▶ Short problem
Without the pictures, give the entries below again exactly as written.

Stored data entries
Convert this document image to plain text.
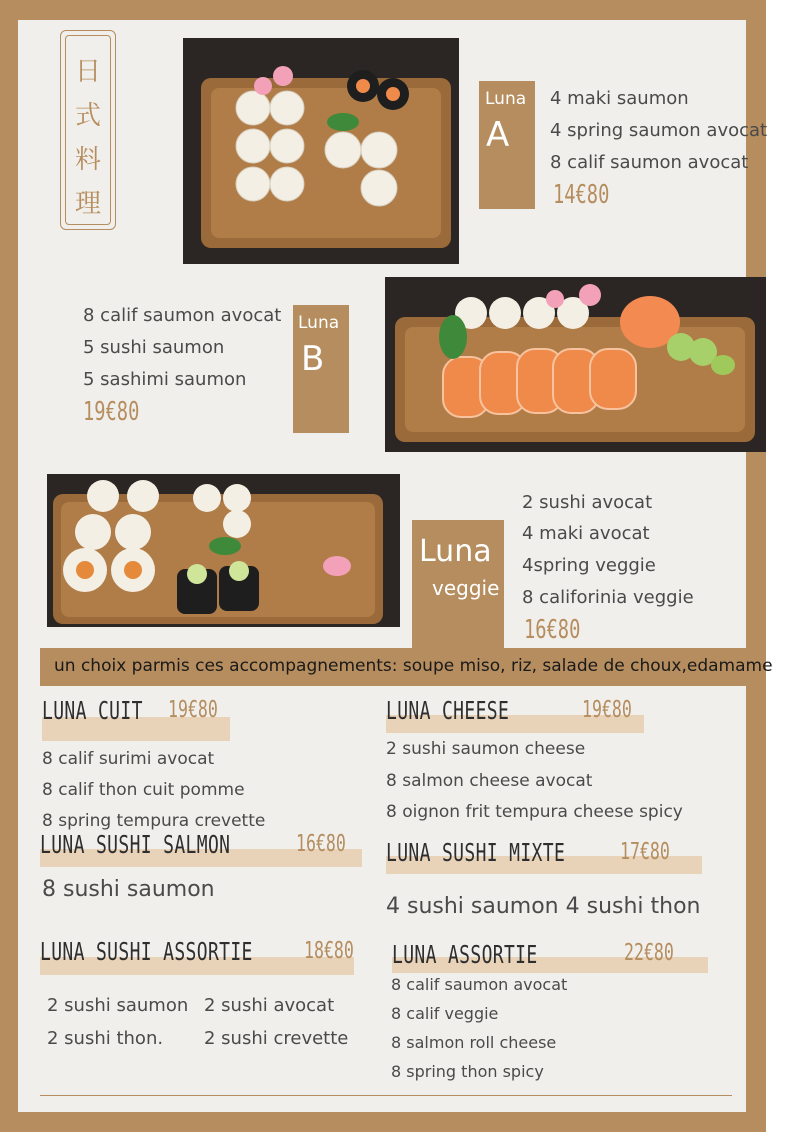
日
式
料
理
Luna
A
4 maki saumon
4 spring saumon avocat
8 calif saumon avocat
14€80
8 calif saumon avocat
5 sushi saumon
5 sashimi saumon
19€80
Luna
B
Luna
veggie
2 sushi avocat
4 maki avocat
4spring veggie
8 califorinia veggie
16€80
un choix parmis ces accompagnements: soupe miso, riz, salade de choux,edamame
LUNA CUIT 19€80
8 calif surimi avocat
8 calif thon cuit pomme
8 spring tempura crevette
LUNA CHEESE	19€80
2 sushi saumon cheese
8 salmon cheese avocat
8 oignon frit tempura cheese spicy
LUNA SUSHI SALMON	16€80
8 sushi saumon
LUNA SUSHI MIXTE 17€80
4 sushi saumon 4 sushi thon
LUNA SUSHI ASSORTIE 18€80
2 sushi saumon
2 sushi thon.
2 sushi avocat
2 sushi crevette
LUNA ASSORTIE	22€80
8 calif saumon avocat
8 calif veggie
8 salmon roll cheese
8 spring thon spicy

▶ Result of the task
Convert this document image to plain text.
日
式
料
理
Luna
A
4 maki saumon
4 spring saumon avocat
8 calif saumon avocat
14€80
8 calif saumon avocat
5 sushi saumon
5 sashimi saumon
19€80
Luna
B
Luna
veggie
2 sushi avocat
4 maki avocat
4spring veggie
8 califorinia veggie
16€80
un choix parmis ces accompagnements: soupe miso, riz, salade de choux,edamame
LUNA CUIT 19€80
8 calif surimi avocat
8 calif thon cuit pomme
8 spring tempura crevette
LUNA CHEESE	19€80
2 sushi saumon cheese
8 salmon cheese avocat
8 oignon frit tempura cheese spicy
LUNA SUSHI SALMON	16€80
8 sushi saumon
LUNA SUSHI MIXTE 17€80
4 sushi saumon 4 sushi thon
LUNA SUSHI ASSORTIE 18€80
2 sushi saumon
2 sushi thon.
2 sushi avocat
2 sushi crevette
LUNA ASSORTIE	22€80
8 calif saumon avocat
8 calif veggie
8 salmon roll cheese
8 spring thon spicy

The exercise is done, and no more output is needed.